* Task brief: Wherever a line in the data below holds "콩나물무침", copy that line.

* Exercise material:
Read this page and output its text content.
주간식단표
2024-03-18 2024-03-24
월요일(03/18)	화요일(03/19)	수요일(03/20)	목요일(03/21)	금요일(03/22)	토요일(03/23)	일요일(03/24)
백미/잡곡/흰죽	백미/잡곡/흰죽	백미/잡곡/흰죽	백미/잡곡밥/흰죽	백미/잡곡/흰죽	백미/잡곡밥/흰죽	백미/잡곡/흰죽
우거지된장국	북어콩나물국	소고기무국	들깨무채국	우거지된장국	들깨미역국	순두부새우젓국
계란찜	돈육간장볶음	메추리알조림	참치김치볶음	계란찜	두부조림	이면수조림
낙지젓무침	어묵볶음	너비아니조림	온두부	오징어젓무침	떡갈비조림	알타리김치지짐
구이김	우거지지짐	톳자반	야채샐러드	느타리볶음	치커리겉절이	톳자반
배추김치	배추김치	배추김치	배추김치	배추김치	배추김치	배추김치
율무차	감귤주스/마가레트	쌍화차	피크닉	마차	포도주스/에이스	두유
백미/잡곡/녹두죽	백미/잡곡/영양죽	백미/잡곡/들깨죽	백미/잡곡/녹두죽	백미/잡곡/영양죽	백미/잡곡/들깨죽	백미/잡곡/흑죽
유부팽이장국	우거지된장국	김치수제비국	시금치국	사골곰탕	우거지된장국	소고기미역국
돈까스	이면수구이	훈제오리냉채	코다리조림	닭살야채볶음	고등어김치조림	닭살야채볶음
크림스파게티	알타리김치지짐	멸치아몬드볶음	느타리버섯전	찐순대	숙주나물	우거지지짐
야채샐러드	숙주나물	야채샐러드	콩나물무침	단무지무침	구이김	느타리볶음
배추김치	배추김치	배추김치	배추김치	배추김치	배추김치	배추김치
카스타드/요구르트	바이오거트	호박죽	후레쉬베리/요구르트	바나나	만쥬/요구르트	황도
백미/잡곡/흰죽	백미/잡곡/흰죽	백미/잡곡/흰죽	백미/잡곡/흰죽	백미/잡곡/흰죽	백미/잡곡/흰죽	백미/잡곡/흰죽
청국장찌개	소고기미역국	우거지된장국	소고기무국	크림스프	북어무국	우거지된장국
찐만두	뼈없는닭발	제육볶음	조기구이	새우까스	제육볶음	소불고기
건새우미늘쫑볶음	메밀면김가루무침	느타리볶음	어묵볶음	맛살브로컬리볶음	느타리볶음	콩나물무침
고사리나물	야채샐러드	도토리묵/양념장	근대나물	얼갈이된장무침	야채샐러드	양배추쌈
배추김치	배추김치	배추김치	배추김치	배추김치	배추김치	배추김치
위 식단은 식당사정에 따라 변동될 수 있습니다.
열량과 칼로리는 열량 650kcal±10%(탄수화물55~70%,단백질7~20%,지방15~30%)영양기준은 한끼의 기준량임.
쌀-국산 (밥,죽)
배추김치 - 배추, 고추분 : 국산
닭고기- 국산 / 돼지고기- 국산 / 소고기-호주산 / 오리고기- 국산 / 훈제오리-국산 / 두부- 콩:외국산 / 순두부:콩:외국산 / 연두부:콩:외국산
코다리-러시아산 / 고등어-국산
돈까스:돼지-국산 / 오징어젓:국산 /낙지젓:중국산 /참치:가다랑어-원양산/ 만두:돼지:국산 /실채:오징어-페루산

* Result for this exercise:
야채샐러드	숙주나물	야채샐러드	콩나물무침	단무지무침	구이김	느타리볶음
건새우미늘쫑볶음	메밀면김가루무침	느타리볶음	어묵볶음	맛살브로컬리볶음	느타리볶음	콩나물무침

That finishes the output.